Provided data:
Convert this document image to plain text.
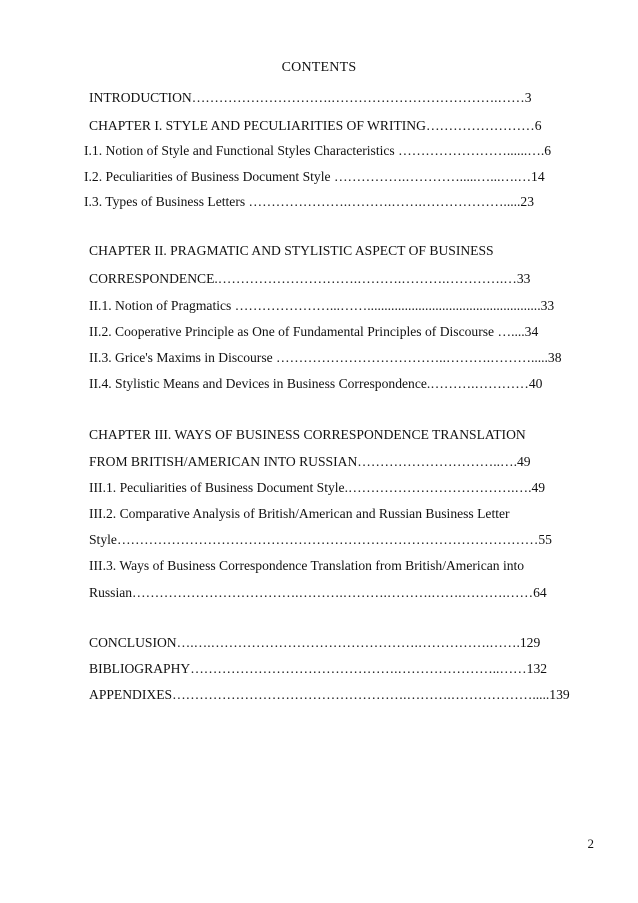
CONTENTS
INTRODUCTION………………………….……………………………….……3
CHAPTER I. STYLE AND PECULIARITIES OF WRITING……………………6
I.1. Notion of Style and Functional Styles Characteristics ……………………......….6
I.2. Peculiarities of Business Document Style …………….………….....…...….…14
I.3. Types of Business Letters ………………….……….…….……………….....23
CHAPTER II. PRAGMATIC AND STYLISTIC ASPECT OF BUSINESS
CORRESPONDENCE.………………………….……….……….………….…33
II.1. Notion of Pragmatics …………………...……...................................................33
II.2. Cooperative Principle as One of Fundamental Principles of Discourse …....34
II.3. Grice's Maxims in Discourse ………………………………..……….……….....38
II.4. Stylistic Means and Devices in Business Correspondence.……….…………40
CHAPTER III. WAYS OF BUSINESS CORRESPONDENCE TRANSLATION
FROM BRITISH/AMERICAN INTO RUSSIAN…………………………..….49
III.1. Peculiarities of Business Document Style.……………………………….….49
III.2. Comparative Analysis of British/American and Russian Business Letter
Style…………………………………………………………………………………55
III.3. Ways of Business Correspondence Translation from British/American into
Russian……………………………….……….……….……….…….……….……64
CONCLUSION….….……………………………………….…………….…….129
BIBLIOGRAPHY……………………………………….…………………..……132
APPENDIXES…………………………………………….……….……………….....139
2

The request:
Output all the records, word for word, with no pictures in the copy.

Solution:
Convert this document image to plain text.
CONTENTS
INTRODUCTION………………………….……………………………….……3
CHAPTER I. STYLE AND PECULIARITIES OF WRITING……………………6
I.1. Notion of Style and Functional Styles Characteristics ……………………......….6
I.2. Peculiarities of Business Document Style …………….………….....…...….…14
I.3. Types of Business Letters ………………….……….…….……………….....23
CHAPTER II. PRAGMATIC AND STYLISTIC ASPECT OF BUSINESS
CORRESPONDENCE.………………………….……….……….………….…33
II.1. Notion of Pragmatics …………………...……...................................................33
II.2. Cooperative Principle as One of Fundamental Principles of Discourse …....34
II.3. Grice's Maxims in Discourse ………………………………..……….……….....38
II.4. Stylistic Means and Devices in Business Correspondence.……….…………40
CHAPTER III. WAYS OF BUSINESS CORRESPONDENCE TRANSLATION
FROM BRITISH/AMERICAN INTO RUSSIAN…………………………..….49
III.1. Peculiarities of Business Document Style.……………………………….….49
III.2. Comparative Analysis of British/American and Russian Business Letter
Style…………………………………………………………………………………55
III.3. Ways of Business Correspondence Translation from British/American into
Russian……………………………….……….……….……….…….……….……64
CONCLUSION….….……………………………………….…………….…….129
BIBLIOGRAPHY……………………………………….…………………..……132
APPENDIXES…………………………………………….……….……………….....139
2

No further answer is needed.